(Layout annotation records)
┄┄┄┄┄┄┄┄┄┄

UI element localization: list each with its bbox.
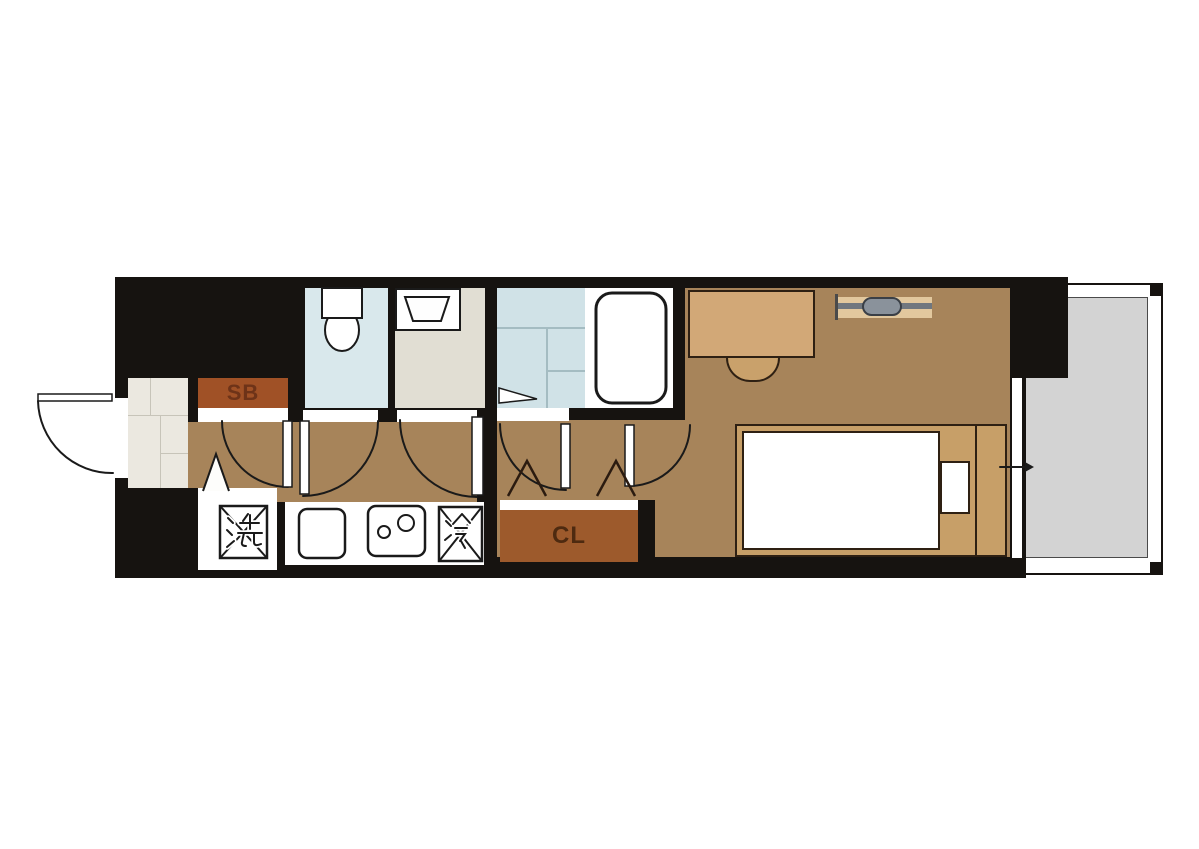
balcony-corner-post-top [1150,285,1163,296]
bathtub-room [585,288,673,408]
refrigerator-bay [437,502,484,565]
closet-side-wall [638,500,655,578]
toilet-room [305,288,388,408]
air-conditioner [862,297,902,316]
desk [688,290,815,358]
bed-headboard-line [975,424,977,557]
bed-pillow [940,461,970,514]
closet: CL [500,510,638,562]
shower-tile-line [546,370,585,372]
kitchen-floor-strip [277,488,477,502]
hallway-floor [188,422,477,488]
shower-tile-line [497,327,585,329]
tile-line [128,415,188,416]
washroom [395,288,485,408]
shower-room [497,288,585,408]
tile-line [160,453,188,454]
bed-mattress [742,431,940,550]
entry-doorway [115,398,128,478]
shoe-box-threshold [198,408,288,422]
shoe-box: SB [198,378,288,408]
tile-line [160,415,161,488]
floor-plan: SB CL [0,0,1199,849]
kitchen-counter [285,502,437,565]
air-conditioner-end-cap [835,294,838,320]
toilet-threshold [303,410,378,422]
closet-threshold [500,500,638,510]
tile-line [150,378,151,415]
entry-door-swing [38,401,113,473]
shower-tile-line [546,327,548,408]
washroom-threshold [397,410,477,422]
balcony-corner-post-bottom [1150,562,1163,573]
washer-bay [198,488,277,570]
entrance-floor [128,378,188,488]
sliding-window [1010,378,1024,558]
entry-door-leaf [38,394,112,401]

┄┄┄┄┄┄┄┄┄┄

* _Job_: Lay out every line of the records as a JSON list of strings, one string per line, with blank lines left out. Omit the pictures from the list.

* _Solved problem_:
[
  "UI element localization: list each with its bbox.",
  "balcony-corner-post-top [1150,285,1163,296]",
  "bathtub-room [585,288,673,408]",
  "refrigerator-bay [437,502,484,565]",
  "closet-side-wall [638,500,655,578]",
  "toilet-room [305,288,388,408]",
  "air-conditioner [862,297,902,316]",
  "desk [688,290,815,358]",
  "bed-headboard-line [975,424,977,557]",
  "bed-pillow [940,461,970,514]",
  "closet: CL [500,510,638,562]",
  "shower-tile-line [546,370,585,372]",
  "kitchen-floor-strip [277,488,477,502]",
  "hallway-floor [188,422,477,488]",
  "shower-tile-line [497,327,585,329]",
  "tile-line [128,415,188,416]",
  "washroom [395,288,485,408]",
  "shower-room [497,288,585,408]",
  "tile-line [160,453,188,454]",
  "bed-mattress [742,431,940,550]",
  "entry-doorway [115,398,128,478]",
  "shoe-box-threshold [198,408,288,422]",
  "shoe-box: SB [198,378,288,408]",
  "tile-line [160,415,161,488]",
  "floor-plan: SB CL [0,0,1199,849]",
  "kitchen-counter [285,502,437,565]",
  "air-conditioner-end-cap [835,294,838,320]",
  "toilet-threshold [303,410,378,422]",
  "closet-threshold [500,500,638,510]",
  "tile-line [150,378,151,415]",
  "entry-door-swing [38,401,113,473]",
  "shower-tile-line [546,327,548,408]",
  "washroom-threshold [397,410,477,422]",
  "balcony-corner-post-bottom [1150,562,1163,573]",
  "washer-bay [198,488,277,570]",
  "entrance-floor [128,378,188,488]",
  "sliding-window [1010,378,1024,558]",
  "entry-door-leaf [38,394,112,401]"
]